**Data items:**
** begin **

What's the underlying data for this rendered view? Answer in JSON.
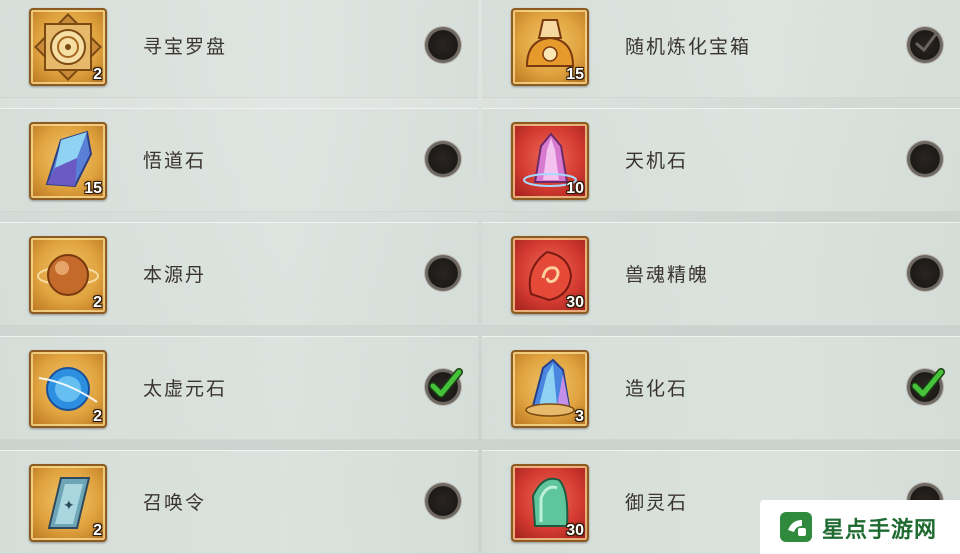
{
  "items_left": [
    {
      "name": "寻宝罗盘",
      "qty": "2",
      "selected": false,
      "icon": "compass-icon",
      "frame": "gold"
    },
    {
      "name": "悟道石",
      "qty": "15",
      "selected": false,
      "icon": "blue-crystal-icon",
      "frame": "gold"
    },
    {
      "name": "本源丹",
      "qty": "2",
      "selected": false,
      "icon": "orb-pill-icon",
      "frame": "gold"
    },
    {
      "name": "太虚元石",
      "qty": "2",
      "selected": true,
      "icon": "blue-sphere-icon",
      "frame": "gold"
    },
    {
      "name": "召唤令",
      "qty": "2",
      "selected": false,
      "icon": "summon-token-icon",
      "frame": "gold"
    }
  ],
  "items_right": [
    {
      "name": "随机炼化宝箱",
      "qty": "15",
      "selected": true,
      "icon": "treasure-bag-icon",
      "frame": "gold"
    },
    {
      "name": "天机石",
      "qty": "10",
      "selected": false,
      "icon": "pink-crystal-icon",
      "frame": "red"
    },
    {
      "name": "兽魂精魄",
      "qty": "30",
      "selected": false,
      "icon": "beast-soul-icon",
      "frame": "red"
    },
    {
      "name": "造化石",
      "qty": "3",
      "selected": true,
      "icon": "rainbow-crystal-icon",
      "frame": "gold"
    },
    {
      "name": "御灵石",
      "qty": "30",
      "selected": false,
      "icon": "jade-stone-icon",
      "frame": "red"
    }
  ],
  "watermark": {
    "text": "星点手游网"
  },
  "colors": {
    "gold_frame": "#e0a33f",
    "red_frame": "#d43b31",
    "check_green": "#45c23a"
  }
}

** end **

**Exercise prompt:**
Drop the pictures and reproduce the rest of the entries above exactly.

**The answer:**
What's the underlying data for this rendered view? Answer in JSON.
{
  "items_left": [
    {
      "name": "寻宝罗盘",
      "qty": "2",
      "selected": false,
      "icon": "compass-icon",
      "frame": "gold"
    },
    {
      "name": "悟道石",
      "qty": "15",
      "selected": false,
      "icon": "blue-crystal-icon",
      "frame": "gold"
    },
    {
      "name": "本源丹",
      "qty": "2",
      "selected": false,
      "icon": "orb-pill-icon",
      "frame": "gold"
    },
    {
      "name": "太虚元石",
      "qty": "2",
      "selected": true,
      "icon": "blue-sphere-icon",
      "frame": "gold"
    },
    {
      "name": "召唤令",
      "qty": "2",
      "selected": false,
      "icon": "summon-token-icon",
      "frame": "gold"
    }
  ],
  "items_right": [
    {
      "name": "随机炼化宝箱",
      "qty": "15",
      "selected": true,
      "icon": "treasure-bag-icon",
      "frame": "gold"
    },
    {
      "name": "天机石",
      "qty": "10",
      "selected": false,
      "icon": "pink-crystal-icon",
      "frame": "red"
    },
    {
      "name": "兽魂精魄",
      "qty": "30",
      "selected": false,
      "icon": "beast-soul-icon",
      "frame": "red"
    },
    {
      "name": "造化石",
      "qty": "3",
      "selected": true,
      "icon": "rainbow-crystal-icon",
      "frame": "gold"
    },
    {
      "name": "御灵石",
      "qty": "30",
      "selected": false,
      "icon": "jade-stone-icon",
      "frame": "red"
    }
  ],
  "watermark": {
    "text": "星点手游网"
  },
  "colors": {
    "gold_frame": "#e0a33f",
    "red_frame": "#d43b31",
    "check_green": "#45c23a"
  }
}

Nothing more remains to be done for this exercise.